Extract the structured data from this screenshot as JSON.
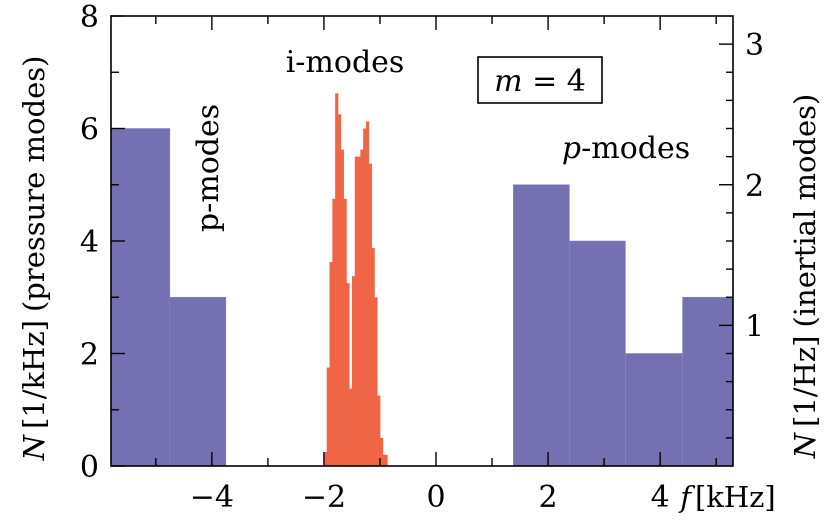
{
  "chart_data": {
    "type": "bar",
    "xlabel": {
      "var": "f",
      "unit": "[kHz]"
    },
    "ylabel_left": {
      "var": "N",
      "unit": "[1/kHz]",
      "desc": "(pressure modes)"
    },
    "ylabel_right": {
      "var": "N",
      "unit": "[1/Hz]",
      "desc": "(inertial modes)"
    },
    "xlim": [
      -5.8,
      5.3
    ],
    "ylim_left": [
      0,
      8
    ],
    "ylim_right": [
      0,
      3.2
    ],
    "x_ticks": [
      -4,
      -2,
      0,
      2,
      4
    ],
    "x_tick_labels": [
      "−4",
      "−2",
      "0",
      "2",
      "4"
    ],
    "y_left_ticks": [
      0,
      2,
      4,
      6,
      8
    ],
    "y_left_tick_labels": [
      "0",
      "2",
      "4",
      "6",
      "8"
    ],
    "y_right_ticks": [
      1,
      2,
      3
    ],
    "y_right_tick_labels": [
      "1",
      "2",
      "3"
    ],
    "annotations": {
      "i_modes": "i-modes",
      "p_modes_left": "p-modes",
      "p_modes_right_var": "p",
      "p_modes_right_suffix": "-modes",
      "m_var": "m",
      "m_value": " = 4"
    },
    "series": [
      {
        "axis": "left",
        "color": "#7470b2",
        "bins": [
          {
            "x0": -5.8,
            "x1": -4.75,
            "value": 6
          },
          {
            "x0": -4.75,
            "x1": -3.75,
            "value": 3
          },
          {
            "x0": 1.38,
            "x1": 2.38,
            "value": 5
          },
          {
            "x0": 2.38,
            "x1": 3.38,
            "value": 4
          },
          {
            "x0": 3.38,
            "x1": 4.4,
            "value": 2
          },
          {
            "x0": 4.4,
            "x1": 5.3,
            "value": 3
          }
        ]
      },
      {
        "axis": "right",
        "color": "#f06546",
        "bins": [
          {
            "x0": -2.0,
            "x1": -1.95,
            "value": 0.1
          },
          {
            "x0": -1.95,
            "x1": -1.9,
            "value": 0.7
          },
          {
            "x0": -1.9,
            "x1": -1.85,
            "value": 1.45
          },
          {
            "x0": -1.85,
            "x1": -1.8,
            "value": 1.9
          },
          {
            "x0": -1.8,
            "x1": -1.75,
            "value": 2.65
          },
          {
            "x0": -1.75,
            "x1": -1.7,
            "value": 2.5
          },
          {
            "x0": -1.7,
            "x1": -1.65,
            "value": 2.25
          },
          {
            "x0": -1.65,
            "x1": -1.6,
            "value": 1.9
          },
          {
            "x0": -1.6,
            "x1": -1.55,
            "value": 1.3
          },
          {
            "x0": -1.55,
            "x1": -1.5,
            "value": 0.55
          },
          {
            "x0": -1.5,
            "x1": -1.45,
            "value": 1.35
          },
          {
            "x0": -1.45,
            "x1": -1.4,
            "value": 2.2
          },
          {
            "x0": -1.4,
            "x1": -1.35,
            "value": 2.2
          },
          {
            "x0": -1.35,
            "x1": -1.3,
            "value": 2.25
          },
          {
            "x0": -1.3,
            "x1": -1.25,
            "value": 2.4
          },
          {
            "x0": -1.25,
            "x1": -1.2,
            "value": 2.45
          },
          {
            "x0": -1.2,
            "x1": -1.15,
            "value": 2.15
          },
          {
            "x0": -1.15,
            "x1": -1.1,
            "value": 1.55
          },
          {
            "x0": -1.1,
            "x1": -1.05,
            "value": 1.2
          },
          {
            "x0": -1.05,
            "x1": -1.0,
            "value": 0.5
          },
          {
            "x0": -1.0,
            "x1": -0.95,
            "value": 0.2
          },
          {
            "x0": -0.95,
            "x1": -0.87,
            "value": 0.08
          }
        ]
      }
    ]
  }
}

• • •

▶ **Problem description**: Return all of the entries exactly as written, but drop any pictures they hold.

▶ **Written answer**:
Extract the structured data from this screenshot as JSON.
{
  "chart_data": {
    "type": "bar",
    "xlabel": {
      "var": "f",
      "unit": "[kHz]"
    },
    "ylabel_left": {
      "var": "N",
      "unit": "[1/kHz]",
      "desc": "(pressure modes)"
    },
    "ylabel_right": {
      "var": "N",
      "unit": "[1/Hz]",
      "desc": "(inertial modes)"
    },
    "xlim": [
      -5.8,
      5.3
    ],
    "ylim_left": [
      0,
      8
    ],
    "ylim_right": [
      0,
      3.2
    ],
    "x_ticks": [
      -4,
      -2,
      0,
      2,
      4
    ],
    "x_tick_labels": [
      "−4",
      "−2",
      "0",
      "2",
      "4"
    ],
    "y_left_ticks": [
      0,
      2,
      4,
      6,
      8
    ],
    "y_left_tick_labels": [
      "0",
      "2",
      "4",
      "6",
      "8"
    ],
    "y_right_ticks": [
      1,
      2,
      3
    ],
    "y_right_tick_labels": [
      "1",
      "2",
      "3"
    ],
    "annotations": {
      "i_modes": "i-modes",
      "p_modes_left": "p-modes",
      "p_modes_right_var": "p",
      "p_modes_right_suffix": "-modes",
      "m_var": "m",
      "m_value": " = 4"
    },
    "series": [
      {
        "axis": "left",
        "color": "#7470b2",
        "bins": [
          {
            "x0": -5.8,
            "x1": -4.75,
            "value": 6
          },
          {
            "x0": -4.75,
            "x1": -3.75,
            "value": 3
          },
          {
            "x0": 1.38,
            "x1": 2.38,
            "value": 5
          },
          {
            "x0": 2.38,
            "x1": 3.38,
            "value": 4
          },
          {
            "x0": 3.38,
            "x1": 4.4,
            "value": 2
          },
          {
            "x0": 4.4,
            "x1": 5.3,
            "value": 3
          }
        ]
      },
      {
        "axis": "right",
        "color": "#f06546",
        "bins": [
          {
            "x0": -2.0,
            "x1": -1.95,
            "value": 0.1
          },
          {
            "x0": -1.95,
            "x1": -1.9,
            "value": 0.7
          },
          {
            "x0": -1.9,
            "x1": -1.85,
            "value": 1.45
          },
          {
            "x0": -1.85,
            "x1": -1.8,
            "value": 1.9
          },
          {
            "x0": -1.8,
            "x1": -1.75,
            "value": 2.65
          },
          {
            "x0": -1.75,
            "x1": -1.7,
            "value": 2.5
          },
          {
            "x0": -1.7,
            "x1": -1.65,
            "value": 2.25
          },
          {
            "x0": -1.65,
            "x1": -1.6,
            "value": 1.9
          },
          {
            "x0": -1.6,
            "x1": -1.55,
            "value": 1.3
          },
          {
            "x0": -1.55,
            "x1": -1.5,
            "value": 0.55
          },
          {
            "x0": -1.5,
            "x1": -1.45,
            "value": 1.35
          },
          {
            "x0": -1.45,
            "x1": -1.4,
            "value": 2.2
          },
          {
            "x0": -1.4,
            "x1": -1.35,
            "value": 2.2
          },
          {
            "x0": -1.35,
            "x1": -1.3,
            "value": 2.25
          },
          {
            "x0": -1.3,
            "x1": -1.25,
            "value": 2.4
          },
          {
            "x0": -1.25,
            "x1": -1.2,
            "value": 2.45
          },
          {
            "x0": -1.2,
            "x1": -1.15,
            "value": 2.15
          },
          {
            "x0": -1.15,
            "x1": -1.1,
            "value": 1.55
          },
          {
            "x0": -1.1,
            "x1": -1.05,
            "value": 1.2
          },
          {
            "x0": -1.05,
            "x1": -1.0,
            "value": 0.5
          },
          {
            "x0": -1.0,
            "x1": -0.95,
            "value": 0.2
          },
          {
            "x0": -0.95,
            "x1": -0.87,
            "value": 0.08
          }
        ]
      }
    ]
  }
}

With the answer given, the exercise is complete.